The problem: In the blog text, how much extra per month would going month-to-month on the apartment cost?
━━━━━ Supplied text ━━━━━
Sunday, May 17, 2009

Houses and Town Homes

Andrew and I have been on a mission with our house-hunting these last few months. We started looking before we were expecting and even put a bid in on a home. After re-crunching our numbers figuring in the cost of our upcoming baby, we made the tough decision to pull our bid on the house.

Now, we're looking for more affordable places to live in town homes and such. The problem is, all the nice ones always seem to have offers on them already!

Finding a home seems impossible, and now we have 60 days to move out of our apartment! Actually, the apartment people did say we can do month-to-month after our lease is up, but that'll cost an extra $100 a month. Bogus!

Sunday, May 3, 2009

So Much Emotion!

Well, those pregnancy hormones seem to be kicking in full force! I'm used to feeling happy and content and, well, frankly, used to even laughing at those who get all riled up over nothing. Now, it seems, I am those people!

I'll tell you what, I've been getting very angry these last few weeks. Either I get mad at nothing, or I get really mad over something quite small. And the anger seems to last, too. I've never really been an angry person. Well, maybe during my years of teenage angst ;-) But I have no idea where these emotions are coming from!

Also, I've started to feel very sad over small things, too. I can't shake off the feeling that everyone's unhappy with me. I know it's stupid, and I know people aren't unhappy with me. Still, that feeling lingers...

I read in my book that week 16 is supposed to be the peak of all this pregnancy emotion overload. I'm now at week 15, and I'm definitely feeling it. While normal, it doesn't make it any less disturbing to me. I'm also freaking out... what if this means I'll have post pardum depression? I wonder if that's a rational fear, if it could be linked to being overly emotional during pregnancy, or if it's something completely separate. I hope so.
━━━━━ Data section ━━━━━
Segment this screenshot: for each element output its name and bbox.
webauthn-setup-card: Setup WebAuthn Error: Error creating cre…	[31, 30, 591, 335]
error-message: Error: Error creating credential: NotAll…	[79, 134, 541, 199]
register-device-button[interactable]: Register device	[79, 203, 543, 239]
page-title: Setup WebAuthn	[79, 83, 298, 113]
━━━━━
Answer to this task: An extra $100 a month.